> **Problem to work on**
Compile every line that includes the word "title".

Dataset entries on figures:
────────────────

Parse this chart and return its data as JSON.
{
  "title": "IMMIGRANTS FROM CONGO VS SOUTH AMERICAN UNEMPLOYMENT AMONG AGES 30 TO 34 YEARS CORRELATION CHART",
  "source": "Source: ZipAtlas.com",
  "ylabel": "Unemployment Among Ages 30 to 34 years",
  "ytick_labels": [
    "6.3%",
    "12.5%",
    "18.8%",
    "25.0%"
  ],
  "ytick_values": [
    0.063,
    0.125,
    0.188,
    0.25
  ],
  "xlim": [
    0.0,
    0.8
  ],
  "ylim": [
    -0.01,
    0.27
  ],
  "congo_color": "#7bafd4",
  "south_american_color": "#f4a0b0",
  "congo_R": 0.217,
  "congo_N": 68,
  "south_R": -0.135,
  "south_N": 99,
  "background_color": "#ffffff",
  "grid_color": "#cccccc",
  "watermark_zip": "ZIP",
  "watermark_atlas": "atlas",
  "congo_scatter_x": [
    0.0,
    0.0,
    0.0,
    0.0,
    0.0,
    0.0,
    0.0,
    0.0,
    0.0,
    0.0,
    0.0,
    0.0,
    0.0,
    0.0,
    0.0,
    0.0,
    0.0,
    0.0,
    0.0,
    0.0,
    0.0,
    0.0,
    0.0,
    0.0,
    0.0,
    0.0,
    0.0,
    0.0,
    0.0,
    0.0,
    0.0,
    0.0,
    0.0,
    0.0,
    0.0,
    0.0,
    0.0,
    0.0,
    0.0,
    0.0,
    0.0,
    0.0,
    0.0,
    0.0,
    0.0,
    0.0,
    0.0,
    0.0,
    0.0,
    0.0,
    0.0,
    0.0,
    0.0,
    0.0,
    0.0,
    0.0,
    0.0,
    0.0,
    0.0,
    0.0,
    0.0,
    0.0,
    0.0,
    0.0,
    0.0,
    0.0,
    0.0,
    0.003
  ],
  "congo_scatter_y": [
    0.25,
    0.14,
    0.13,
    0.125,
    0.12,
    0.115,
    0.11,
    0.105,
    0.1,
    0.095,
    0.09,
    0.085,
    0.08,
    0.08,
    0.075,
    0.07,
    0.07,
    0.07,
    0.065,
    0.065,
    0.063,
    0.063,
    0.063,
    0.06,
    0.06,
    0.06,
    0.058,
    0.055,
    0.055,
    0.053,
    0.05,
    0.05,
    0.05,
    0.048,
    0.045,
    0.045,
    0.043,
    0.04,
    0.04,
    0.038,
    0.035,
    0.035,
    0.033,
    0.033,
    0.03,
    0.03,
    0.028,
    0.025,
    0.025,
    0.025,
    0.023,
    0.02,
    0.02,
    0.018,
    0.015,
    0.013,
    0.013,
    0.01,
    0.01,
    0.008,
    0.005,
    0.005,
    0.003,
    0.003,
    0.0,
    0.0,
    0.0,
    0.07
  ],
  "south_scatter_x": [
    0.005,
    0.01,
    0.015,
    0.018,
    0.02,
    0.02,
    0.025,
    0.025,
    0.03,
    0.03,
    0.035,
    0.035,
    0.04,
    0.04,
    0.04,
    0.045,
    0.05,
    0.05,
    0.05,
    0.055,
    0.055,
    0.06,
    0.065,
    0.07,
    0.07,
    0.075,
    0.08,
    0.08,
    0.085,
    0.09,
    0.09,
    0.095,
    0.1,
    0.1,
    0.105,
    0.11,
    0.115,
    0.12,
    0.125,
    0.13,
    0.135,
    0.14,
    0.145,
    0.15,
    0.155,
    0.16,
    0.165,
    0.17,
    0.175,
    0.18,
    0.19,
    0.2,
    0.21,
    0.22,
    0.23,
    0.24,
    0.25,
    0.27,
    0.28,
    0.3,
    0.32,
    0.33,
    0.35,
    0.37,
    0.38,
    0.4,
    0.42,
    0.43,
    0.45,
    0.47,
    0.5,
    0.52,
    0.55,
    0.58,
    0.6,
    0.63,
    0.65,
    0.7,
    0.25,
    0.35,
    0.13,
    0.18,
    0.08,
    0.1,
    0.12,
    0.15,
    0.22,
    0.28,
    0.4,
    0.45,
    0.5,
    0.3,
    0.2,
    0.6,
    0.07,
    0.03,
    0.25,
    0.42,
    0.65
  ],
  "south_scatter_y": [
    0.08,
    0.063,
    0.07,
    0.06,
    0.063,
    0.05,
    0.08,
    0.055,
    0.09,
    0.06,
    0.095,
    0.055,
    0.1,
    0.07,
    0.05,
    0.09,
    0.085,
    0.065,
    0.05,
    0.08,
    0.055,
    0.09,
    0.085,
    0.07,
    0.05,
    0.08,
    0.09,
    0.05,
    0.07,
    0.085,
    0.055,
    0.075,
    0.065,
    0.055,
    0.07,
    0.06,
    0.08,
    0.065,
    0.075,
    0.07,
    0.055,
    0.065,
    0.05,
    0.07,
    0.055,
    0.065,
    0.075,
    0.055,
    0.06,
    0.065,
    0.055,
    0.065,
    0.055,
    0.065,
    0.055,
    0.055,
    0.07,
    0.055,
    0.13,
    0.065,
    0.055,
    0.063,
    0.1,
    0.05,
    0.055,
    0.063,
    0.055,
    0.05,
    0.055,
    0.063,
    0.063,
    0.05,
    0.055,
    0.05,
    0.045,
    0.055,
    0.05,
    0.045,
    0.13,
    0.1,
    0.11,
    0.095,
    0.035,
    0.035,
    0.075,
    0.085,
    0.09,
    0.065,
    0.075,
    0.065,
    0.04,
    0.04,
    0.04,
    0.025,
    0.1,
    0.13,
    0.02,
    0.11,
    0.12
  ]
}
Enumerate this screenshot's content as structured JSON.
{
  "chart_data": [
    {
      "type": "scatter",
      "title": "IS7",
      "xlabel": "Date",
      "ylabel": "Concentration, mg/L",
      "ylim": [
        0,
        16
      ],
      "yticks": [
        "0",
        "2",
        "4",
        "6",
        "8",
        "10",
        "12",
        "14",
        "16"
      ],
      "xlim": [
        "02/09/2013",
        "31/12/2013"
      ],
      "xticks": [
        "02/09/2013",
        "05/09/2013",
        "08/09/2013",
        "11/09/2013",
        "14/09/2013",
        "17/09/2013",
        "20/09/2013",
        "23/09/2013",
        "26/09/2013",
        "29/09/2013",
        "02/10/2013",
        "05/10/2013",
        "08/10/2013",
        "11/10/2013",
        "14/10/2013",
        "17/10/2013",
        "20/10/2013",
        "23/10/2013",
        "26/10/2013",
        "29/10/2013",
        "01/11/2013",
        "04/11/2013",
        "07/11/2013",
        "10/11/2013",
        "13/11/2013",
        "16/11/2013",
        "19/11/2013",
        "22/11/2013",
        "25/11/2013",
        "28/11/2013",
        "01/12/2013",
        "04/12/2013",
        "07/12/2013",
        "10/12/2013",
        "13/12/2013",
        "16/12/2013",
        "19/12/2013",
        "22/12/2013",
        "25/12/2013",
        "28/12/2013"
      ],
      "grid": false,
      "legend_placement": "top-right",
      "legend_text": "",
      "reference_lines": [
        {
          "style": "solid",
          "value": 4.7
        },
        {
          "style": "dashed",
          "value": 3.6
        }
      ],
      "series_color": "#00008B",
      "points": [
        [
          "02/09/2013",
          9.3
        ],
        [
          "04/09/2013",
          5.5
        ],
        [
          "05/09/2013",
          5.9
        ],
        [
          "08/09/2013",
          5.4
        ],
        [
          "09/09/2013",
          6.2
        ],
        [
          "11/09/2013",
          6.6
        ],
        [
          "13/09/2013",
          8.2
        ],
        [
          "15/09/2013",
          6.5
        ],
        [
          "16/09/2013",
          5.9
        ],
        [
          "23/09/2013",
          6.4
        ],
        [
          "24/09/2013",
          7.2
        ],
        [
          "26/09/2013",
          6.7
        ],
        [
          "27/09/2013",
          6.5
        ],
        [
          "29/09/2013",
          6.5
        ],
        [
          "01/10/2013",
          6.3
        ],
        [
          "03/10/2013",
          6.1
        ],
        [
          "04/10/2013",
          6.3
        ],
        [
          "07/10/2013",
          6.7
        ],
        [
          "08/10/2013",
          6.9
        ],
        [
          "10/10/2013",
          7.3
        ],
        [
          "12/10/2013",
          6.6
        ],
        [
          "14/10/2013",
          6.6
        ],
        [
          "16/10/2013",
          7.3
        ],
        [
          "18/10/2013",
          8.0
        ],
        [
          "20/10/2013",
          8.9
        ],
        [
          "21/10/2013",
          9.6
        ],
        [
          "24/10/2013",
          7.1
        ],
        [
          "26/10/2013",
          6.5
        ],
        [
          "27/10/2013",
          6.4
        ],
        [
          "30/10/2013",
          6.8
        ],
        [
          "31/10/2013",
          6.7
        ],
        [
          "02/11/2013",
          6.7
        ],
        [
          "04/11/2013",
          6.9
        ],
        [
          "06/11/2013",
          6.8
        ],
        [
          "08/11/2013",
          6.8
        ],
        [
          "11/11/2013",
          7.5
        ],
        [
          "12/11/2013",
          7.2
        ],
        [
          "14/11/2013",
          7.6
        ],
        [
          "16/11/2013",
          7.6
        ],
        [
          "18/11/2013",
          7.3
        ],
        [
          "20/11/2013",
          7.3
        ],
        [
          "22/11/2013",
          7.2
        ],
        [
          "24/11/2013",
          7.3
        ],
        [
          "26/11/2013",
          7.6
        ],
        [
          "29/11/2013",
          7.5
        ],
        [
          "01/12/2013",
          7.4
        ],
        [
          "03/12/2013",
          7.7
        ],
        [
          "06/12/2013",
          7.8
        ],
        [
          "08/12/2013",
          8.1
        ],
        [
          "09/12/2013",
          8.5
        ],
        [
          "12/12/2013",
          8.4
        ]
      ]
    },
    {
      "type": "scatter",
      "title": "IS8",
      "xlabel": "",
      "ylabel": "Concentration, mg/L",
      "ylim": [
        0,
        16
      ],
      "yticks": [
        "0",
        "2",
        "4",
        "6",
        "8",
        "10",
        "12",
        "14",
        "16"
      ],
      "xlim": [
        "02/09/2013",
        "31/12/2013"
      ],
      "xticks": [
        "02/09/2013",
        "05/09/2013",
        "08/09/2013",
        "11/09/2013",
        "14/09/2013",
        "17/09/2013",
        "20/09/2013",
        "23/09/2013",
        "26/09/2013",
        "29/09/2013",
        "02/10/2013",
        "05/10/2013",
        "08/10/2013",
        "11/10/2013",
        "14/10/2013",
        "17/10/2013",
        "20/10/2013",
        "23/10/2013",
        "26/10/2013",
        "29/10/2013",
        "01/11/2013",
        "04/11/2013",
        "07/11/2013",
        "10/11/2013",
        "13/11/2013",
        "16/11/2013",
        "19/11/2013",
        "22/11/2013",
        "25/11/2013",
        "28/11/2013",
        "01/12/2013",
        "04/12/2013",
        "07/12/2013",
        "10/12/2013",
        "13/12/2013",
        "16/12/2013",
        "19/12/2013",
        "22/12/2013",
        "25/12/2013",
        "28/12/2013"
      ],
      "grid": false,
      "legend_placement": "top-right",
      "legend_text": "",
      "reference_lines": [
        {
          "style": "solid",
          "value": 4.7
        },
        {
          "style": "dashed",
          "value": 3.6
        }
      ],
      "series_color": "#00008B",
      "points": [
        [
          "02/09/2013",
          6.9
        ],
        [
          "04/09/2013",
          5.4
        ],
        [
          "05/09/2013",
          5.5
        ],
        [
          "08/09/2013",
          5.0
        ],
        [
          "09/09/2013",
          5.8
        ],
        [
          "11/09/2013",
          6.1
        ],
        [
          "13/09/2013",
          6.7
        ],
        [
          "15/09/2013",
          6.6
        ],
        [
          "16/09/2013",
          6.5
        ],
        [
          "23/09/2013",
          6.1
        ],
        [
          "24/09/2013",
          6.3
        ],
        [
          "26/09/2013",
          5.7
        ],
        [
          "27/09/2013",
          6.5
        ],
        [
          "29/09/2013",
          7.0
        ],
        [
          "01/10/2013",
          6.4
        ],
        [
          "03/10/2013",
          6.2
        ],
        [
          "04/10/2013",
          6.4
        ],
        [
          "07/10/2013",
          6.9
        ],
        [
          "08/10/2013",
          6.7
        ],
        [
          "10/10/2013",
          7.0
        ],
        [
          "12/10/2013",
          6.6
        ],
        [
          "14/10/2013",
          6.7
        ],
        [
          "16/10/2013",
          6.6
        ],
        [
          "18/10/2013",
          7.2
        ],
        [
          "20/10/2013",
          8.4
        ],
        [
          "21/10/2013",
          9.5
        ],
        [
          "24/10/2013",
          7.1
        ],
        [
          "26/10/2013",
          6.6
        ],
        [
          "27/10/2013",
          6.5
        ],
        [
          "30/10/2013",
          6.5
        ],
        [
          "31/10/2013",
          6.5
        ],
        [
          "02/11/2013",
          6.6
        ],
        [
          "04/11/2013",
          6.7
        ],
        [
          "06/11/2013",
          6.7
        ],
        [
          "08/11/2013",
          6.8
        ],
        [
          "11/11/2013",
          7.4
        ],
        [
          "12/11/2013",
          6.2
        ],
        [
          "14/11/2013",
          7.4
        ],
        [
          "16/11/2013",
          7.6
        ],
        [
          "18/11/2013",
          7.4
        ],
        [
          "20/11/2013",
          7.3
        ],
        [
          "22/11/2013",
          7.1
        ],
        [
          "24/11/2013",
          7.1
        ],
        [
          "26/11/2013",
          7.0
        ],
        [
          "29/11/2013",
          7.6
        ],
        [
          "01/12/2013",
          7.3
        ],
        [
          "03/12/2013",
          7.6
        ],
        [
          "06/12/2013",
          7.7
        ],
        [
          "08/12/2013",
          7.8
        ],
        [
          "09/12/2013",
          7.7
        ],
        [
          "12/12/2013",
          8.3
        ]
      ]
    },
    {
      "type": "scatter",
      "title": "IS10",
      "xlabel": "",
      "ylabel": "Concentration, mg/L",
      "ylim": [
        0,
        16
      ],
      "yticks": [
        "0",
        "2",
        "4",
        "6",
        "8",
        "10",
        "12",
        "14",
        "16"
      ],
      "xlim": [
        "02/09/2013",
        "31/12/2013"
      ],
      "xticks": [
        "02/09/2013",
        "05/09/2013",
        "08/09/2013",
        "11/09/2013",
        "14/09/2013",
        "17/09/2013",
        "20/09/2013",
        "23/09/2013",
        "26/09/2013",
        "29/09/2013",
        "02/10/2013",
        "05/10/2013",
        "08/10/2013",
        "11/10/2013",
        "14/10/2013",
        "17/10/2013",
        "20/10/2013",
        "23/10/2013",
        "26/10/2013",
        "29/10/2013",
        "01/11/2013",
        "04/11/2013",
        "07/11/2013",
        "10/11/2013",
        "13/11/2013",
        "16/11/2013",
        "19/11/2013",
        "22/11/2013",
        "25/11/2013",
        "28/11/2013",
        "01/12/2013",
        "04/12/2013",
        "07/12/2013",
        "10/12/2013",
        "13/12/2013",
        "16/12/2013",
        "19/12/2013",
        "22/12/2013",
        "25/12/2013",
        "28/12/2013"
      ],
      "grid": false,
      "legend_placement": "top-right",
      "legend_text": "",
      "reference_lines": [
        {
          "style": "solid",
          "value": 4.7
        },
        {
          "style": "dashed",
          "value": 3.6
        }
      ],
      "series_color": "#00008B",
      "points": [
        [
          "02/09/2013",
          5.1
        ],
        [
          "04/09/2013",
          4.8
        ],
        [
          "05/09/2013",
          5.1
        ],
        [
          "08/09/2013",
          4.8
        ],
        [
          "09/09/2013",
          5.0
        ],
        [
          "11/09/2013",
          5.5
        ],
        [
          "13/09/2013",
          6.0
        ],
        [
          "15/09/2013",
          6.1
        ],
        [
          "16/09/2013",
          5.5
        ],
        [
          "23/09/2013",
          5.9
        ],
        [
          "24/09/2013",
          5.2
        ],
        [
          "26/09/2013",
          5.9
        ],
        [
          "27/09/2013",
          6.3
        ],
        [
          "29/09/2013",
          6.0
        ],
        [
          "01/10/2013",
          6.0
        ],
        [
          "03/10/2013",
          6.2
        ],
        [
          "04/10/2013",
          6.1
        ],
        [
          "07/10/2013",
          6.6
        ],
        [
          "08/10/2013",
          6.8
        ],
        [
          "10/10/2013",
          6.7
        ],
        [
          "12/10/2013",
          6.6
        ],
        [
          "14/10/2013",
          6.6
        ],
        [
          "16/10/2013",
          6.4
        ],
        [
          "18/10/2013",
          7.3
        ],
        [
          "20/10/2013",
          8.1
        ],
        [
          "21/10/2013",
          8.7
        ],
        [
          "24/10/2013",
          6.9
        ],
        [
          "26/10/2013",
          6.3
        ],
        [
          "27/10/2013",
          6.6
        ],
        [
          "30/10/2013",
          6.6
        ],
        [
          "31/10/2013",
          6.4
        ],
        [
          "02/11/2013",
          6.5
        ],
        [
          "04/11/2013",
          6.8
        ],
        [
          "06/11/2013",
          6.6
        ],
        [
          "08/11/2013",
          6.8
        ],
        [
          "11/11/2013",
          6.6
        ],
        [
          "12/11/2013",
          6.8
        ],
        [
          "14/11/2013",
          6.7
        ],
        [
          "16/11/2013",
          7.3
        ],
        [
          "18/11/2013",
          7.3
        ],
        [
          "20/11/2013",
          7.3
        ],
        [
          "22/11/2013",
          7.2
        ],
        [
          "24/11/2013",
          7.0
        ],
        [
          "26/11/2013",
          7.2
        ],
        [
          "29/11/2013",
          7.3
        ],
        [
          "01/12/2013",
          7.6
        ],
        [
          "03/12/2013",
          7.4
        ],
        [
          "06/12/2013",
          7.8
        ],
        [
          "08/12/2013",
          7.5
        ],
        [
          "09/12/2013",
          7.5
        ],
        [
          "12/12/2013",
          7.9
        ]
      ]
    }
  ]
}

────────────────

> **The output**
  "title": "IMMIGRANTS FROM CONGO VS SOUTH AMERICAN UNEMPLOYMENT AMONG AGES 30 TO 34 YEARS CORRELATION CHART",
      "title": "IS7",
      "title": "IS8",
      "title": "IS10",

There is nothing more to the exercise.